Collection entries
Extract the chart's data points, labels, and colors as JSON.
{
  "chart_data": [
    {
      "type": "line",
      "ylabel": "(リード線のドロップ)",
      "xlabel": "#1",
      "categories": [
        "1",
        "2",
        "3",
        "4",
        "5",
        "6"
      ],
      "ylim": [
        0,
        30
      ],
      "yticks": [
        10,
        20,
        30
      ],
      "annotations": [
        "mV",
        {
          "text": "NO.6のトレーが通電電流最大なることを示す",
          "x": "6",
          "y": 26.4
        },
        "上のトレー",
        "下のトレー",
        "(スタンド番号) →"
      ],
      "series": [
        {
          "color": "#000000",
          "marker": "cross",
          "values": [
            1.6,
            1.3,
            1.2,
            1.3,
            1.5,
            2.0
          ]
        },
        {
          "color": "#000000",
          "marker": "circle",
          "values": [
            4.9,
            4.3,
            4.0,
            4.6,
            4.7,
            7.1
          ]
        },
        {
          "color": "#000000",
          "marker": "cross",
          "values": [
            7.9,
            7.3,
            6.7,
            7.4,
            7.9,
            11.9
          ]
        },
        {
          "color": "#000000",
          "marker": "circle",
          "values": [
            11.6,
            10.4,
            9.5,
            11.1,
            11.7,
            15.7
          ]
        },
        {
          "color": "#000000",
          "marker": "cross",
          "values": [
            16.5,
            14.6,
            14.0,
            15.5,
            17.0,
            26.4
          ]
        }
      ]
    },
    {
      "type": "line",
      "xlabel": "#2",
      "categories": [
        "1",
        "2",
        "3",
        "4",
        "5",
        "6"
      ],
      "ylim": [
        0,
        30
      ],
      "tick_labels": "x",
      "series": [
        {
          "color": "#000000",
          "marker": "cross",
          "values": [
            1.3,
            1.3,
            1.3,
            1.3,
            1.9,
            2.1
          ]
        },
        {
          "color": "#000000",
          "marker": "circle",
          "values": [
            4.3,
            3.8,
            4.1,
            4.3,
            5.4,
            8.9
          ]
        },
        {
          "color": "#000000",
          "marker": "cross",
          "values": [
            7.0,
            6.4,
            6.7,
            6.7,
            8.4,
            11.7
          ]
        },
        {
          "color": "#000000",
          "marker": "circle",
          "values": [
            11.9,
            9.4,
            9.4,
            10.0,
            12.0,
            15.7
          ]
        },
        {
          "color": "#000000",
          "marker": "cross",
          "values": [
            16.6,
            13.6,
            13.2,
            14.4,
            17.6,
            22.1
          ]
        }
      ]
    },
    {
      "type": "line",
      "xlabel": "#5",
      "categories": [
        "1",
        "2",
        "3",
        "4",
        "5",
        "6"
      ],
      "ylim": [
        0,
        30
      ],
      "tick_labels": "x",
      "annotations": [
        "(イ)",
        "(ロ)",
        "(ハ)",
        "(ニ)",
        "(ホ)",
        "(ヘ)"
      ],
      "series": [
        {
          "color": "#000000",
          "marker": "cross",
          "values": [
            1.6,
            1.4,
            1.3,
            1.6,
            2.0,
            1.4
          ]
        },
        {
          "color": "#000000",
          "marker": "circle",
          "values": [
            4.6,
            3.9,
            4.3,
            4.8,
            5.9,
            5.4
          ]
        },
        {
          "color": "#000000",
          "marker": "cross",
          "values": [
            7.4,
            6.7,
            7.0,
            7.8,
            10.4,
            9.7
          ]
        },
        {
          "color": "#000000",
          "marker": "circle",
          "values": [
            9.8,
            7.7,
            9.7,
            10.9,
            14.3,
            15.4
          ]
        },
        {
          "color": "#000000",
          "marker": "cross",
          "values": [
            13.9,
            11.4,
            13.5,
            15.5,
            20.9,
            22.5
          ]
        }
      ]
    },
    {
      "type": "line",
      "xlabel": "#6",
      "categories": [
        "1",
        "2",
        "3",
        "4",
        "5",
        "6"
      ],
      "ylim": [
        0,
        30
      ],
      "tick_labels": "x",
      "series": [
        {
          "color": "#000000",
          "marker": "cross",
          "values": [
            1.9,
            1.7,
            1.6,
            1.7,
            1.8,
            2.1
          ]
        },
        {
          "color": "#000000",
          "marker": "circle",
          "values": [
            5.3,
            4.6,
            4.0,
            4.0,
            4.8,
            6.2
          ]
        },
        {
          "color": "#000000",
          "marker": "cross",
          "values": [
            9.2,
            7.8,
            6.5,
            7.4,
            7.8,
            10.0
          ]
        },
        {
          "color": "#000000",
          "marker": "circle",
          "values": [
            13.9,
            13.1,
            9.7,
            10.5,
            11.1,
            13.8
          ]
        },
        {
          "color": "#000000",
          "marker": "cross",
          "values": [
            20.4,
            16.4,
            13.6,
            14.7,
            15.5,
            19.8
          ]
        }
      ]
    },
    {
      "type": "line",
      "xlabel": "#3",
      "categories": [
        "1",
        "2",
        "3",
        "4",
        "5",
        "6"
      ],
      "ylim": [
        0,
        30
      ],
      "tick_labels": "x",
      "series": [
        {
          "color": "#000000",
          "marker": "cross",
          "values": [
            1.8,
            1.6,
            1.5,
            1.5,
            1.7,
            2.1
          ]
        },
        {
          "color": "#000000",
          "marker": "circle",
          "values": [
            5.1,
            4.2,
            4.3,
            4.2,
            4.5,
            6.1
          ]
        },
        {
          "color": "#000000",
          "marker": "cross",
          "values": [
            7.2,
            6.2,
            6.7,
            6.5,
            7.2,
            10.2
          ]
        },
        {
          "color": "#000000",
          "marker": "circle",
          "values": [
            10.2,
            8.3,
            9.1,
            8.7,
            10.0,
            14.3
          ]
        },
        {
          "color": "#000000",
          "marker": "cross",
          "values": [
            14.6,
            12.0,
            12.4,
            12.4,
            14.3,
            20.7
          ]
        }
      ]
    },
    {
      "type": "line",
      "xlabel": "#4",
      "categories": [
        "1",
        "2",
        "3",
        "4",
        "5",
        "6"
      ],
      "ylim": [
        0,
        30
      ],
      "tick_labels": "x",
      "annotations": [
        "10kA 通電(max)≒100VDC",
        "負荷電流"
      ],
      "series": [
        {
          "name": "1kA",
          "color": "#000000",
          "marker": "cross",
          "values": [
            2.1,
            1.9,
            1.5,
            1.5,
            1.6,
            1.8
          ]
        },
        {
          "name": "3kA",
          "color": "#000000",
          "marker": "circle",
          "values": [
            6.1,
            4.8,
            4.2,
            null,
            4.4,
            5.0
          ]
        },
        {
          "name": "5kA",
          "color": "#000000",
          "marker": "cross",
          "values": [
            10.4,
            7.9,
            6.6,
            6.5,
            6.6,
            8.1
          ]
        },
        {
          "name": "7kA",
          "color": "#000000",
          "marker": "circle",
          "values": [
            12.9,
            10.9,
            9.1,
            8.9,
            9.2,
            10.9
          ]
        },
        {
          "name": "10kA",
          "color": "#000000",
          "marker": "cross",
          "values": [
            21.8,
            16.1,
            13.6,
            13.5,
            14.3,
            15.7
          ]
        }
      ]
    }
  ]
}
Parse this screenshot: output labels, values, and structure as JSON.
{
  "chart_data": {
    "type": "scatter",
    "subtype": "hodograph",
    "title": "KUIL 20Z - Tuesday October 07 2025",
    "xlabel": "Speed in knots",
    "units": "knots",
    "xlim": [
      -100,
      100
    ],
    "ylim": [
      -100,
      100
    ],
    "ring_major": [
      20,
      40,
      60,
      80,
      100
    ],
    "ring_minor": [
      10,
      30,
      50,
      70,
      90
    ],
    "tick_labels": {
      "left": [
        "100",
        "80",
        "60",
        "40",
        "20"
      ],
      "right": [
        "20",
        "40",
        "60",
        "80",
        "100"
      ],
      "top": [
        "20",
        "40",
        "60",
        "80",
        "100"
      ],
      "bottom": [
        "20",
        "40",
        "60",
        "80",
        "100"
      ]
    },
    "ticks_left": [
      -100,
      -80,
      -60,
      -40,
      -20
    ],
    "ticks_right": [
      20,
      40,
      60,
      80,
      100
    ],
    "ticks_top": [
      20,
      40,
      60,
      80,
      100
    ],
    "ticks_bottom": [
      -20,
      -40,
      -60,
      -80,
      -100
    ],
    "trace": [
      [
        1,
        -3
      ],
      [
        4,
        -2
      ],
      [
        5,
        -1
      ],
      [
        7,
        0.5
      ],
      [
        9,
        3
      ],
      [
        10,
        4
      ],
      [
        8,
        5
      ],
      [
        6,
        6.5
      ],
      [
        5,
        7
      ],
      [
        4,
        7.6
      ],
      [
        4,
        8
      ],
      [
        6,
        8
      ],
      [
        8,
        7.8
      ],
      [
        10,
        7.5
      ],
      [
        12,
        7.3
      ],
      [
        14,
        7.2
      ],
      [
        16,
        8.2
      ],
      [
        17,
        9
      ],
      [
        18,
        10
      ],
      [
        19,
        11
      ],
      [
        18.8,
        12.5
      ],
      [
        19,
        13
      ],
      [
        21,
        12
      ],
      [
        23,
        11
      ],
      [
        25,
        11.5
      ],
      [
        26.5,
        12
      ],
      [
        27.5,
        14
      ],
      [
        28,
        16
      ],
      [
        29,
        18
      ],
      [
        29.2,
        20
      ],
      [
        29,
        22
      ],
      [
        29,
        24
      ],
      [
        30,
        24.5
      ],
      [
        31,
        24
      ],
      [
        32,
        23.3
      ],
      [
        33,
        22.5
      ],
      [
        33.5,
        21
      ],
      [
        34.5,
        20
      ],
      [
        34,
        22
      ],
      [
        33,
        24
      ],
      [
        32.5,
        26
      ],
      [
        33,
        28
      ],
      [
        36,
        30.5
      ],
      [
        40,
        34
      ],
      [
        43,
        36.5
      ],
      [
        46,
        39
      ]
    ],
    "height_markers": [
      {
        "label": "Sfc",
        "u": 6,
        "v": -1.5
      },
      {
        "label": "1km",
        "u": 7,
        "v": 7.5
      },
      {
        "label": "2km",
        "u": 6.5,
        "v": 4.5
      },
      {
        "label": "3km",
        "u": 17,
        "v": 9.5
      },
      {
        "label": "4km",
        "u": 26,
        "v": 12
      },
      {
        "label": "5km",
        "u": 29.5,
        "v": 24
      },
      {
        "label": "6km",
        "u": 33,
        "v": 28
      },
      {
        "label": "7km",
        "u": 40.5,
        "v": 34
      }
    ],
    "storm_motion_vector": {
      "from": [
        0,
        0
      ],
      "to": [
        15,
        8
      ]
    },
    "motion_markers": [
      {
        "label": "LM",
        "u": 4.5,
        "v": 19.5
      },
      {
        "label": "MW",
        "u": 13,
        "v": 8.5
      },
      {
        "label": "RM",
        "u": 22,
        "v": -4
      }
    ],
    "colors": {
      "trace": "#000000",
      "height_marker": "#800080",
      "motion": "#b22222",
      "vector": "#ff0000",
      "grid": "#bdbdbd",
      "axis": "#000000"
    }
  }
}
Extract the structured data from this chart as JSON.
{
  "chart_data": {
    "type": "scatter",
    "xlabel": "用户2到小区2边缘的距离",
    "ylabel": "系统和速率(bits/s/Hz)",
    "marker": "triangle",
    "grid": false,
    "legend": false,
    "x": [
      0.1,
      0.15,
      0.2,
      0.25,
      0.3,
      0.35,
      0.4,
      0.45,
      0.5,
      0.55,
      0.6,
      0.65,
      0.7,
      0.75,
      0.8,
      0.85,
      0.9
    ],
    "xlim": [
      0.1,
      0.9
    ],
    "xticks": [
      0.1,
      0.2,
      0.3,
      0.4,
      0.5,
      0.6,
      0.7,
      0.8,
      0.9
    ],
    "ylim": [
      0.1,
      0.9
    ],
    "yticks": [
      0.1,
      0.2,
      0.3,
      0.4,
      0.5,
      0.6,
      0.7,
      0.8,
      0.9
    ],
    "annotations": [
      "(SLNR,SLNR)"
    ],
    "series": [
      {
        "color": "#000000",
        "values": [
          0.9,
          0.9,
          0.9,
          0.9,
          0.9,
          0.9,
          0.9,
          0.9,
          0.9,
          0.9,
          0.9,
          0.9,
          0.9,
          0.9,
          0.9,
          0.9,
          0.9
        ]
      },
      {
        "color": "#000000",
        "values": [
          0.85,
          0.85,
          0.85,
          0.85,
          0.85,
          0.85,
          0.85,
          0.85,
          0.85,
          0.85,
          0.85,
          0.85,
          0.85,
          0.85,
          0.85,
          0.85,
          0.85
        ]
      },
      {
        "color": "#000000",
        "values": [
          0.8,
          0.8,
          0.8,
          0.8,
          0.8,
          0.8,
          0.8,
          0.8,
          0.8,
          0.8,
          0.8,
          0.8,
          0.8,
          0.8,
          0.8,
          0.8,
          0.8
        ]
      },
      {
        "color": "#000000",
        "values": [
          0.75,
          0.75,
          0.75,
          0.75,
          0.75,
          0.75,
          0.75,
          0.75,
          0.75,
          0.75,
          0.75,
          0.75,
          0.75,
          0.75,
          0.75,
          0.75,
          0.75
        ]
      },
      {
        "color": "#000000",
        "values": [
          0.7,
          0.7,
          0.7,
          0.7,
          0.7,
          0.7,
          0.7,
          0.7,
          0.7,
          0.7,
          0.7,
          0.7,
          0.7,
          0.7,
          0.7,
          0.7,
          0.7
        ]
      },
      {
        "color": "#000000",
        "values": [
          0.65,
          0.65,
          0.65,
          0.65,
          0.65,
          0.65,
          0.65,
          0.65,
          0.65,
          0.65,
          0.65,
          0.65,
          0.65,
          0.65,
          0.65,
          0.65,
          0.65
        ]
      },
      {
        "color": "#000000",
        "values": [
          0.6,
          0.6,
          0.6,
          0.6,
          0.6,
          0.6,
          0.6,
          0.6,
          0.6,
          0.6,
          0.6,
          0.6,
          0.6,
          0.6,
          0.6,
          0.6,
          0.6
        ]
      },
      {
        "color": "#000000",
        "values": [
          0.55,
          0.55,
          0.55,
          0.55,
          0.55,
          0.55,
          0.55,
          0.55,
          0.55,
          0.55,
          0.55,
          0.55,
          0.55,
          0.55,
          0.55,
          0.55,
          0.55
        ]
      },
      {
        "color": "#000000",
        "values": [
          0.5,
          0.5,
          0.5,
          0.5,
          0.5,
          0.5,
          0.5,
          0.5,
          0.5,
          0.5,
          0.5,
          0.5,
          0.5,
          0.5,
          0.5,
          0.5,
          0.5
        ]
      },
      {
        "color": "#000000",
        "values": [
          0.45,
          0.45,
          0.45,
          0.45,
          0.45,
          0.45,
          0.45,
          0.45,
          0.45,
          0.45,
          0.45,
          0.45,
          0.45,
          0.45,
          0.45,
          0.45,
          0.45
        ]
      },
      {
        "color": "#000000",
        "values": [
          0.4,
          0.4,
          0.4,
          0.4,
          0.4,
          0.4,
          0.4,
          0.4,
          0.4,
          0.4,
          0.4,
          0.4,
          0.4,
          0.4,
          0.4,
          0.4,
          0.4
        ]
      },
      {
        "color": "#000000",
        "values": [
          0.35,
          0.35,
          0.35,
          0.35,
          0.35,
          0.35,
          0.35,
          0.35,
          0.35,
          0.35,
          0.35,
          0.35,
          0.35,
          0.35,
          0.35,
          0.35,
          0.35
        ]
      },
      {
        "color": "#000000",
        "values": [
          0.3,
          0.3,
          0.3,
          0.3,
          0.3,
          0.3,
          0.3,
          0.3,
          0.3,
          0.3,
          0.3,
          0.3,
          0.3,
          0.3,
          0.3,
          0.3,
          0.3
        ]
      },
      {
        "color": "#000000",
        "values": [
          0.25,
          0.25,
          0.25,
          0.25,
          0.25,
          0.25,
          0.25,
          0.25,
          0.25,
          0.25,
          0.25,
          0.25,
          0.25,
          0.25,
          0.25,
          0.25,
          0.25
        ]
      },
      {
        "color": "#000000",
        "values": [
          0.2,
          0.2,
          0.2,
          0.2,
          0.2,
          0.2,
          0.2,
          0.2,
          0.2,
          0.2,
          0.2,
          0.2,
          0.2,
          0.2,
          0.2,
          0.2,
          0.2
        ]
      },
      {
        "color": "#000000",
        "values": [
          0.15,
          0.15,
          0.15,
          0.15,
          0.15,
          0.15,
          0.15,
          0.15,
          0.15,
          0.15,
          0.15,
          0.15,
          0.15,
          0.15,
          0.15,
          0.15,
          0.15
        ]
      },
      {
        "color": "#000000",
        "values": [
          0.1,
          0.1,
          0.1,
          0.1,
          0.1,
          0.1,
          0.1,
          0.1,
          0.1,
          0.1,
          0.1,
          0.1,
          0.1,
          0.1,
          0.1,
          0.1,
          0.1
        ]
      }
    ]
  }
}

### Directions:
Find the word "name" in the records and pull out each line that has it.

### Correct output:
          "name": "1kA",
          "name": "3kA",
          "name": "5kA",
          "name": "7kA",
          "name": "10kA",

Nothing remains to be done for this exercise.